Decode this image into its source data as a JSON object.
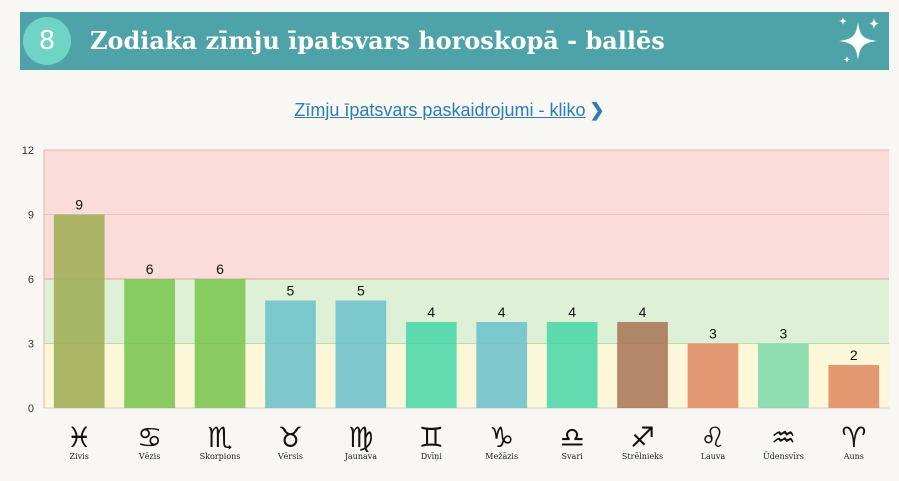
{
  "header": {
    "number": "8",
    "title": "Zodiaka zīmju īpatsvars horoskopā - ballēs",
    "decor_icon": "sparkle-icon"
  },
  "link": {
    "text": "Zīmju īpatsvars paskaidrojumi - kliko",
    "icon": "chevron-right-icon"
  },
  "chart_data": {
    "type": "bar",
    "ylim": [
      0,
      12
    ],
    "yticks": [
      0,
      3,
      6,
      9,
      12
    ],
    "bands": [
      {
        "from": 0,
        "to": 3,
        "color": "#fbf7d8"
      },
      {
        "from": 3,
        "to": 6,
        "color": "#def1d6"
      },
      {
        "from": 6,
        "to": 12,
        "color": "#fadcda"
      }
    ],
    "categories": [
      {
        "label": "Zivis",
        "symbol": "♓",
        "value": 9,
        "color": "#a1ae55"
      },
      {
        "label": "Vēzis",
        "symbol": "♋",
        "value": 6,
        "color": "#7ac651"
      },
      {
        "label": "Skorpions",
        "symbol": "♏",
        "value": 6,
        "color": "#7ac651"
      },
      {
        "label": "Vērsis",
        "symbol": "♉",
        "value": 5,
        "color": "#6cc2cb"
      },
      {
        "label": "Jaunava",
        "symbol": "♍",
        "value": 5,
        "color": "#6cc2cb"
      },
      {
        "label": "Dvīņi",
        "symbol": "♊",
        "value": 4,
        "color": "#4cd6aa"
      },
      {
        "label": "Mežāzis",
        "symbol": "♑",
        "value": 4,
        "color": "#6cc2cb"
      },
      {
        "label": "Svari",
        "symbol": "♎",
        "value": 4,
        "color": "#4cd6aa"
      },
      {
        "label": "Strēlnieks",
        "symbol": "♐",
        "value": 4,
        "color": "#a87858"
      },
      {
        "label": "Lauva",
        "symbol": "♌",
        "value": 3,
        "color": "#df8b62"
      },
      {
        "label": "Ūdensvīrs",
        "symbol": "♒",
        "value": 3,
        "color": "#7edaa8"
      },
      {
        "label": "Auns",
        "symbol": "♈",
        "value": 2,
        "color": "#df8b62"
      }
    ]
  }
}
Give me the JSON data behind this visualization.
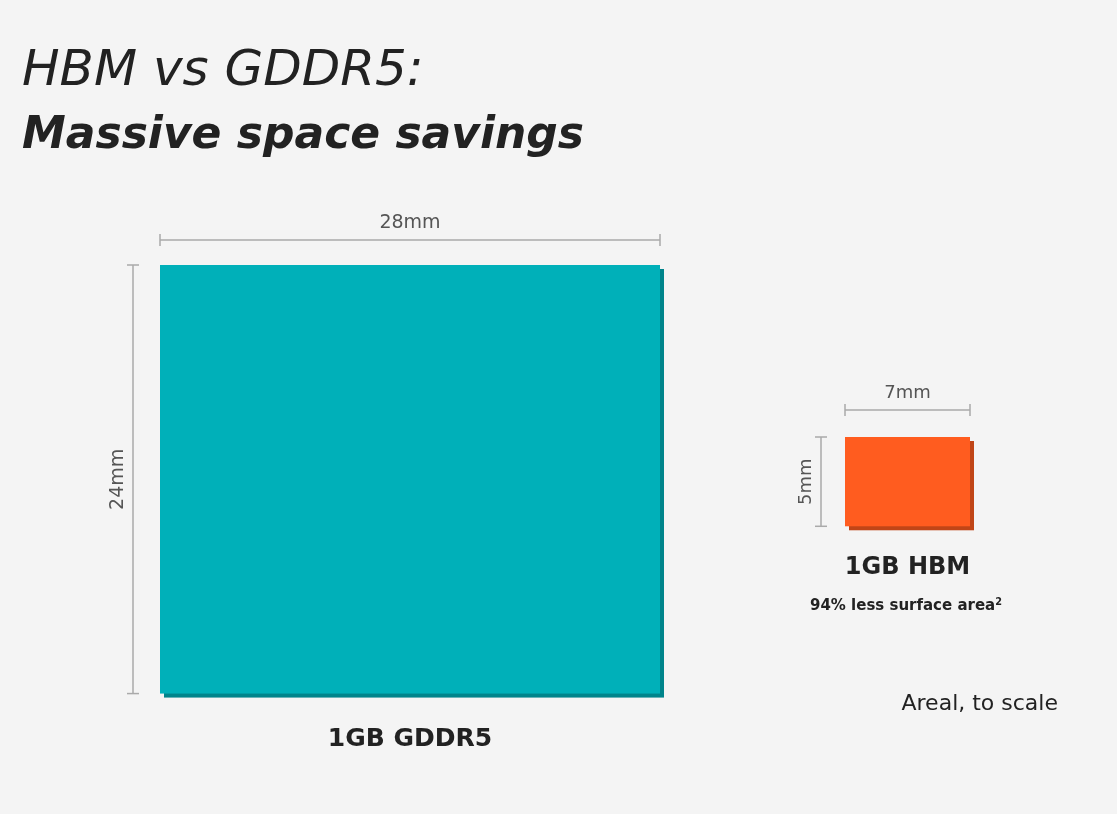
{
  "chart_data": {
    "type": "other",
    "title": "HBM vs GDDR5:",
    "subtitle": "Massive space savings",
    "categories": [
      "1GB GDDR5",
      "1GB HBM"
    ],
    "colors": [
      "#00b0b9",
      "#ff5c1f"
    ],
    "series": [
      {
        "values": [
          28,
          7
        ],
        "value_labels": [
          "28mm",
          "7mm"
        ]
      },
      {
        "values": [
          24,
          5
        ],
        "value_labels": [
          "24mm",
          "5mm"
        ]
      }
    ],
    "annotations": [
      "94% less surface area$^{2}$",
      "Areal, to scale"
    ]
  }
}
■ ■ ■ ■ ■ ■ ■
Repeat the data exactly, excluding the pictures.

* **In response**:
Decode this image into its source data as a JSON object.
{
  "header": {
    "number": "8",
    "title": "Zodiaka zīmju īpatsvars horoskopā - ballēs",
    "decor_icon": "sparkle-icon"
  },
  "link": {
    "text": "Zīmju īpatsvars paskaidrojumi - kliko",
    "icon": "chevron-right-icon"
  },
  "chart_data": {
    "type": "bar",
    "ylim": [
      0,
      12
    ],
    "yticks": [
      0,
      3,
      6,
      9,
      12
    ],
    "bands": [
      {
        "from": 0,
        "to": 3,
        "color": "#fbf7d8"
      },
      {
        "from": 3,
        "to": 6,
        "color": "#def1d6"
      },
      {
        "from": 6,
        "to": 12,
        "color": "#fadcda"
      }
    ],
    "categories": [
      {
        "label": "Zivis",
        "symbol": "♓",
        "value": 9,
        "color": "#a1ae55"
      },
      {
        "label": "Vēzis",
        "symbol": "♋",
        "value": 6,
        "color": "#7ac651"
      },
      {
        "label": "Skorpions",
        "symbol": "♏",
        "value": 6,
        "color": "#7ac651"
      },
      {
        "label": "Vērsis",
        "symbol": "♉",
        "value": 5,
        "color": "#6cc2cb"
      },
      {
        "label": "Jaunava",
        "symbol": "♍",
        "value": 5,
        "color": "#6cc2cb"
      },
      {
        "label": "Dvīņi",
        "symbol": "♊",
        "value": 4,
        "color": "#4cd6aa"
      },
      {
        "label": "Mežāzis",
        "symbol": "♑",
        "value": 4,
        "color": "#6cc2cb"
      },
      {
        "label": "Svari",
        "symbol": "♎",
        "value": 4,
        "color": "#4cd6aa"
      },
      {
        "label": "Strēlnieks",
        "symbol": "♐",
        "value": 4,
        "color": "#a87858"
      },
      {
        "label": "Lauva",
        "symbol": "♌",
        "value": 3,
        "color": "#df8b62"
      },
      {
        "label": "Ūdensvīrs",
        "symbol": "♒",
        "value": 3,
        "color": "#7edaa8"
      },
      {
        "label": "Auns",
        "symbol": "♈",
        "value": 2,
        "color": "#df8b62"
      }
    ]
  }
}
Give me the JSON data behind this visualization.
{
  "chart_data": {
    "type": "other",
    "title": "HBM vs GDDR5:",
    "subtitle": "Massive space savings",
    "categories": [
      "1GB GDDR5",
      "1GB HBM"
    ],
    "colors": [
      "#00b0b9",
      "#ff5c1f"
    ],
    "series": [
      {
        "values": [
          28,
          7
        ],
        "value_labels": [
          "28mm",
          "7mm"
        ]
      },
      {
        "values": [
          24,
          5
        ],
        "value_labels": [
          "24mm",
          "5mm"
        ]
      }
    ],
    "annotations": [
      "94% less surface area$^{2}$",
      "Areal, to scale"
    ]
  }
}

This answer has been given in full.